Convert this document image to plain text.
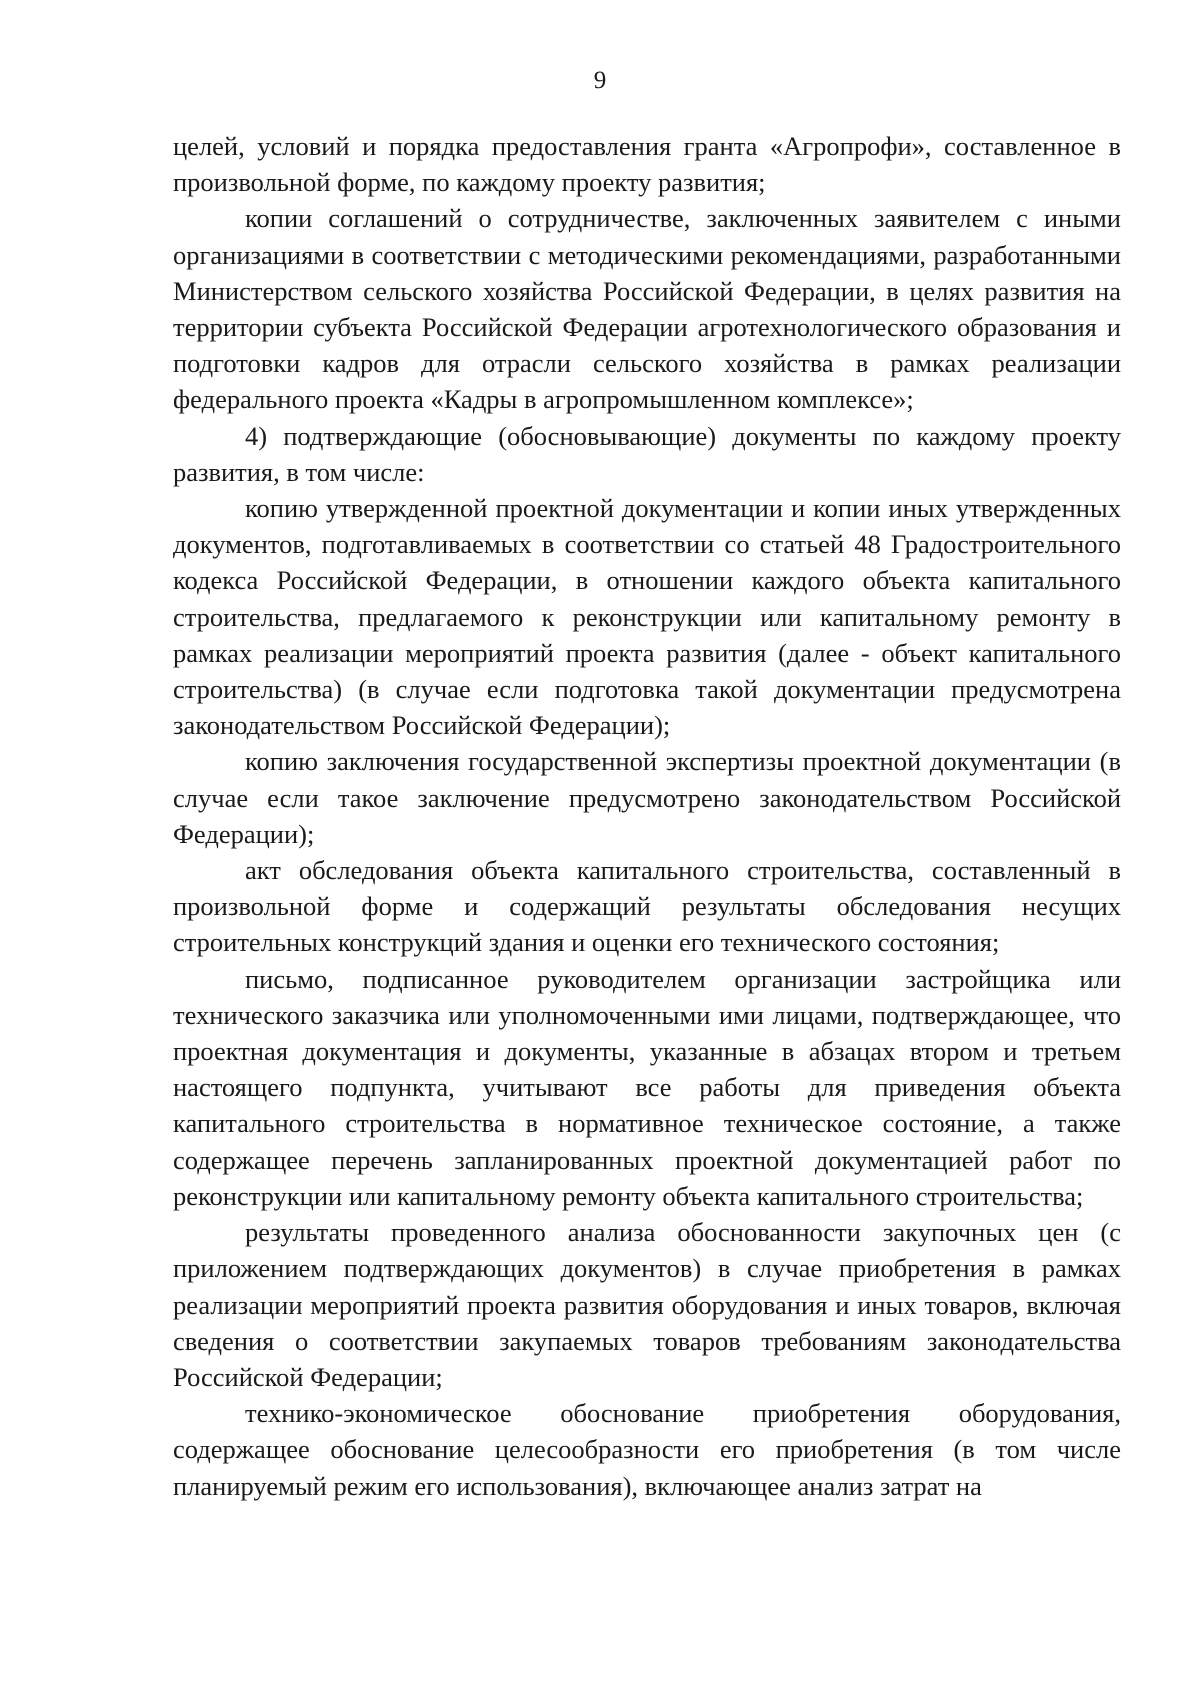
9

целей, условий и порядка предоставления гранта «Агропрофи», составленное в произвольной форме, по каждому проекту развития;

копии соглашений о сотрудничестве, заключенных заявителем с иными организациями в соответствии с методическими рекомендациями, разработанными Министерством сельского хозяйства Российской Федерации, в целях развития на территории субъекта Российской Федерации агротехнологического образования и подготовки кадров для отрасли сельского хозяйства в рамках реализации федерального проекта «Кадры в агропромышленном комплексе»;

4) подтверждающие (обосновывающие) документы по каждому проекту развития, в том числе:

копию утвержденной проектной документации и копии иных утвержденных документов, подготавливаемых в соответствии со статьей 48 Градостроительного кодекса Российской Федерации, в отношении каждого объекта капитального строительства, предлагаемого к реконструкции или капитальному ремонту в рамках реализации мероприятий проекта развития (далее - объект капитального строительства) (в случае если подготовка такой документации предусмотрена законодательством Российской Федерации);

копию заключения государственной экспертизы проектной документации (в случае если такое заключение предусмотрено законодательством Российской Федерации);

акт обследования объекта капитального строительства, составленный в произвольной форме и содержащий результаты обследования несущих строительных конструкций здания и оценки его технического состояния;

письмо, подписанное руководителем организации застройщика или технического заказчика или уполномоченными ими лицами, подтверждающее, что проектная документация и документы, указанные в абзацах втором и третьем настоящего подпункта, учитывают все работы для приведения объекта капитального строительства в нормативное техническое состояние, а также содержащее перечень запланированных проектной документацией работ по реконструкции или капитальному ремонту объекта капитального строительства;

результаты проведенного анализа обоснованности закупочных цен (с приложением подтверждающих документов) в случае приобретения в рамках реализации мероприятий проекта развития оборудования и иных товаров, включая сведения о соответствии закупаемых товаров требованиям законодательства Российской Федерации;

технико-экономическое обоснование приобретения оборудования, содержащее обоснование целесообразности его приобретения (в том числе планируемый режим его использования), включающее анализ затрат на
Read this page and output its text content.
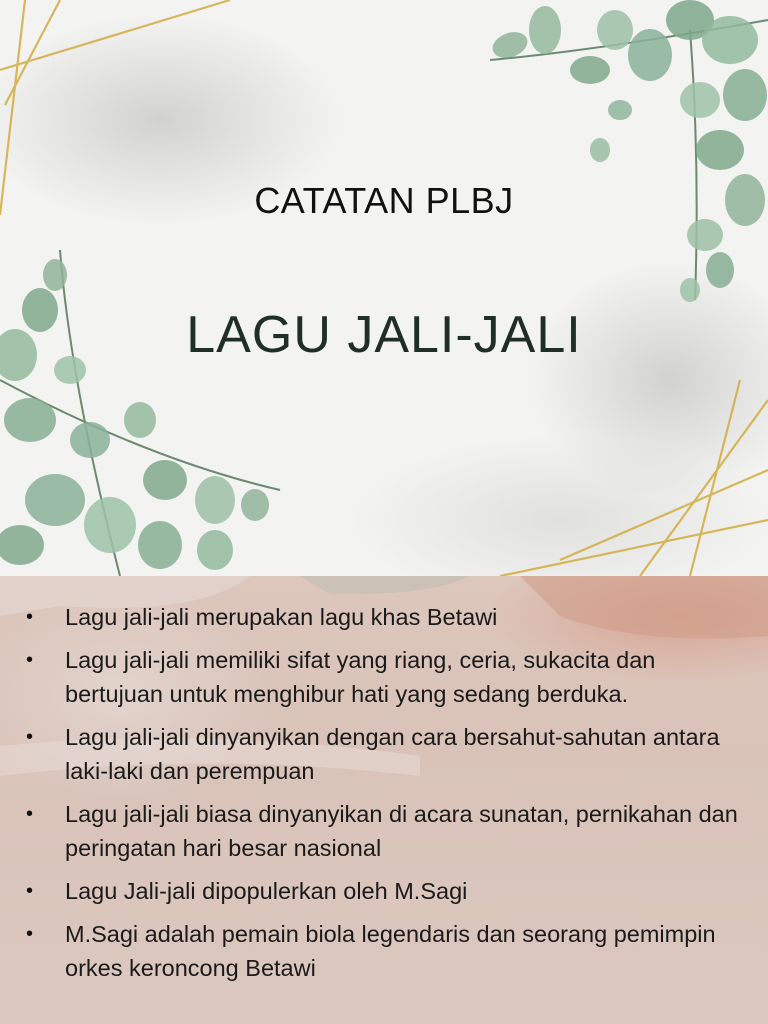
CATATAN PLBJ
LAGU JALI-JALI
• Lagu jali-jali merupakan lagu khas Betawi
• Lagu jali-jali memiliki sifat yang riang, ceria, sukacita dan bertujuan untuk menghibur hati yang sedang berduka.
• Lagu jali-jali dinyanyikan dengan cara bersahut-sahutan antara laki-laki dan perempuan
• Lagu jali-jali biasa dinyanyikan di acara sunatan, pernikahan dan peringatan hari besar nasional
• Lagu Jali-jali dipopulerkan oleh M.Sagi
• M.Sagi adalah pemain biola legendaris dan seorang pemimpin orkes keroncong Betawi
##########
What the task requires: Restate each entry word for word, please, but drop any images it holds.

Answer below:
Convert this document image to plain text.
9

целей, условий и порядка предоставления гранта «Агропрофи», составленное в произвольной форме, по каждому проекту развития;

копии соглашений о сотрудничестве, заключенных заявителем с иными организациями в соответствии с методическими рекомендациями, разработанными Министерством сельского хозяйства Российской Федерации, в целях развития на территории субъекта Российской Федерации агротехнологического образования и подготовки кадров для отрасли сельского хозяйства в рамках реализации федерального проекта «Кадры в агропромышленном комплексе»;

4) подтверждающие (обосновывающие) документы по каждому проекту развития, в том числе:

копию утвержденной проектной документации и копии иных утвержденных документов, подготавливаемых в соответствии со статьей 48 Градостроительного кодекса Российской Федерации, в отношении каждого объекта капитального строительства, предлагаемого к реконструкции или капитальному ремонту в рамках реализации мероприятий проекта развития (далее - объект капитального строительства) (в случае если подготовка такой документации предусмотрена законодательством Российской Федерации);

копию заключения государственной экспертизы проектной документации (в случае если такое заключение предусмотрено законодательством Российской Федерации);

акт обследования объекта капитального строительства, составленный в произвольной форме и содержащий результаты обследования несущих строительных конструкций здания и оценки его технического состояния;

письмо, подписанное руководителем организации застройщика или технического заказчика или уполномоченными ими лицами, подтверждающее, что проектная документация и документы, указанные в абзацах втором и третьем настоящего подпункта, учитывают все работы для приведения объекта капитального строительства в нормативное техническое состояние, а также содержащее перечень запланированных проектной документацией работ по реконструкции или капитальному ремонту объекта капитального строительства;

результаты проведенного анализа обоснованности закупочных цен (с приложением подтверждающих документов) в случае приобретения в рамках реализации мероприятий проекта развития оборудования и иных товаров, включая сведения о соответствии закупаемых товаров требованиям законодательства Российской Федерации;

технико-экономическое обоснование приобретения оборудования, содержащее обоснование целесообразности его приобретения (в том числе планируемый режим его использования), включающее анализ затрат на
Read this page and output its text content.
CATATAN PLBJ
LAGU JALI-JALI
• Lagu jali-jali merupakan lagu khas Betawi
• Lagu jali-jali memiliki sifat yang riang, ceria, sukacita dan bertujuan untuk menghibur hati yang sedang berduka.
• Lagu jali-jali dinyanyikan dengan cara bersahut-sahutan antara laki-laki dan perempuan
• Lagu jali-jali biasa dinyanyikan di acara sunatan, pernikahan dan peringatan hari besar nasional
• Lagu Jali-jali dipopulerkan oleh M.Sagi
• M.Sagi adalah pemain biola legendaris dan seorang pemimpin orkes keroncong Betawi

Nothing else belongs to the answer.